• **WHAT TO DO**: Quote the entries that follow exactly, leaving none out.

• **RECORD EXCERPTS**:

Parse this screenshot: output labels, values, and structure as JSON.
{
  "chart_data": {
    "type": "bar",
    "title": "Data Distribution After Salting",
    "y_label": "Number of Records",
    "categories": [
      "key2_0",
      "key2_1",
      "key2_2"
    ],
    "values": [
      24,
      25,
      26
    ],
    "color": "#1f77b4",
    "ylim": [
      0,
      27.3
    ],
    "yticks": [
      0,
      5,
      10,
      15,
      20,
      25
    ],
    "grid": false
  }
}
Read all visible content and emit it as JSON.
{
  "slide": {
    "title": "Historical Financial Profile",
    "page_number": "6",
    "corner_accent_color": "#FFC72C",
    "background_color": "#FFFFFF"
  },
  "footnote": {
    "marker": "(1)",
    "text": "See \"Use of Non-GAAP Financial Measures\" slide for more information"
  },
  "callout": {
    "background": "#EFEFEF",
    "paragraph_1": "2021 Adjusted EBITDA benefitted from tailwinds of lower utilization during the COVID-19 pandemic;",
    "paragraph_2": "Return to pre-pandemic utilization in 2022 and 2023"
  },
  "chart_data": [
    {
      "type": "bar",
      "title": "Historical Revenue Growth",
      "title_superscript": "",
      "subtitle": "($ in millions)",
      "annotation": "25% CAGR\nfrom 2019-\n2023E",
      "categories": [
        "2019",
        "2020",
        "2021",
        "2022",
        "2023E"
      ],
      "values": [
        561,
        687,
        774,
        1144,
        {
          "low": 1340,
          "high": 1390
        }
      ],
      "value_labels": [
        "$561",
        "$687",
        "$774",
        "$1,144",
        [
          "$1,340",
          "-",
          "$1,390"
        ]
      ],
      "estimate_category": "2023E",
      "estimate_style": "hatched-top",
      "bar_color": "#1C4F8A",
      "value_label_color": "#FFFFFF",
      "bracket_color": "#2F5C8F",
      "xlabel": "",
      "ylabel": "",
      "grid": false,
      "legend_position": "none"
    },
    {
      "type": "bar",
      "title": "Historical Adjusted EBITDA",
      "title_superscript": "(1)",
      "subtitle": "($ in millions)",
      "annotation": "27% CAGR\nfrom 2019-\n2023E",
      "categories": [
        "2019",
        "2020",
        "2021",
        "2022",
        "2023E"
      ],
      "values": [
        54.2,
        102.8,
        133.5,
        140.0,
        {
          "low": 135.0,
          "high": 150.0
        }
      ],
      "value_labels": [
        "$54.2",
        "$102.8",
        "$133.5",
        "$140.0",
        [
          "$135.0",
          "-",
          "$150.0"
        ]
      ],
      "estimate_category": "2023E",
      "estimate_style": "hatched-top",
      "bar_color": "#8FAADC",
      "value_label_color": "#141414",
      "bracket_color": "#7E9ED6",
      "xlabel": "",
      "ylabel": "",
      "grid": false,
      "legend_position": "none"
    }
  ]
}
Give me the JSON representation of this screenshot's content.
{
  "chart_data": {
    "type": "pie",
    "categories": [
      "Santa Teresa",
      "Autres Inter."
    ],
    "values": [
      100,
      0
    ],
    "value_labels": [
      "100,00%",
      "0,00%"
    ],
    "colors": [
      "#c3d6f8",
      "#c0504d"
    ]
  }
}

• **FINISHED ANSWER**:
Parse this screenshot: output labels, values, and structure as JSON.
{
  "chart_data": {
    "type": "bar",
    "title": "Data Distribution After Salting",
    "y_label": "Number of Records",
    "categories": [
      "key2_0",
      "key2_1",
      "key2_2"
    ],
    "values": [
      24,
      25,
      26
    ],
    "color": "#1f77b4",
    "ylim": [
      0,
      27.3
    ],
    "yticks": [
      0,
      5,
      10,
      15,
      20,
      25
    ],
    "grid": false
  }
}
Read all visible content and emit it as JSON.
{
  "slide": {
    "title": "Historical Financial Profile",
    "page_number": "6",
    "corner_accent_color": "#FFC72C",
    "background_color": "#FFFFFF"
  },
  "footnote": {
    "marker": "(1)",
    "text": "See \"Use of Non-GAAP Financial Measures\" slide for more information"
  },
  "callout": {
    "background": "#EFEFEF",
    "paragraph_1": "2021 Adjusted EBITDA benefitted from tailwinds of lower utilization during the COVID-19 pandemic;",
    "paragraph_2": "Return to pre-pandemic utilization in 2022 and 2023"
  },
  "chart_data": [
    {
      "type": "bar",
      "title": "Historical Revenue Growth",
      "title_superscript": "",
      "subtitle": "($ in millions)",
      "annotation": "25% CAGR\nfrom 2019-\n2023E",
      "categories": [
        "2019",
        "2020",
        "2021",
        "2022",
        "2023E"
      ],
      "values": [
        561,
        687,
        774,
        1144,
        {
          "low": 1340,
          "high": 1390
        }
      ],
      "value_labels": [
        "$561",
        "$687",
        "$774",
        "$1,144",
        [
          "$1,340",
          "-",
          "$1,390"
        ]
      ],
      "estimate_category": "2023E",
      "estimate_style": "hatched-top",
      "bar_color": "#1C4F8A",
      "value_label_color": "#FFFFFF",
      "bracket_color": "#2F5C8F",
      "xlabel": "",
      "ylabel": "",
      "grid": false,
      "legend_position": "none"
    },
    {
      "type": "bar",
      "title": "Historical Adjusted EBITDA",
      "title_superscript": "(1)",
      "subtitle": "($ in millions)",
      "annotation": "27% CAGR\nfrom 2019-\n2023E",
      "categories": [
        "2019",
        "2020",
        "2021",
        "2022",
        "2023E"
      ],
      "values": [
        54.2,
        102.8,
        133.5,
        140.0,
        {
          "low": 135.0,
          "high": 150.0
        }
      ],
      "value_labels": [
        "$54.2",
        "$102.8",
        "$133.5",
        "$140.0",
        [
          "$135.0",
          "-",
          "$150.0"
        ]
      ],
      "estimate_category": "2023E",
      "estimate_style": "hatched-top",
      "bar_color": "#8FAADC",
      "value_label_color": "#141414",
      "bracket_color": "#7E9ED6",
      "xlabel": "",
      "ylabel": "",
      "grid": false,
      "legend_position": "none"
    }
  ]
}
Give me the JSON representation of this screenshot's content.
{
  "chart_data": {
    "type": "pie",
    "categories": [
      "Santa Teresa",
      "Autres Inter."
    ],
    "values": [
      100,
      0
    ],
    "value_labels": [
      "100,00%",
      "0,00%"
    ],
    "colors": [
      "#c3d6f8",
      "#c0504d"
    ]
  }
}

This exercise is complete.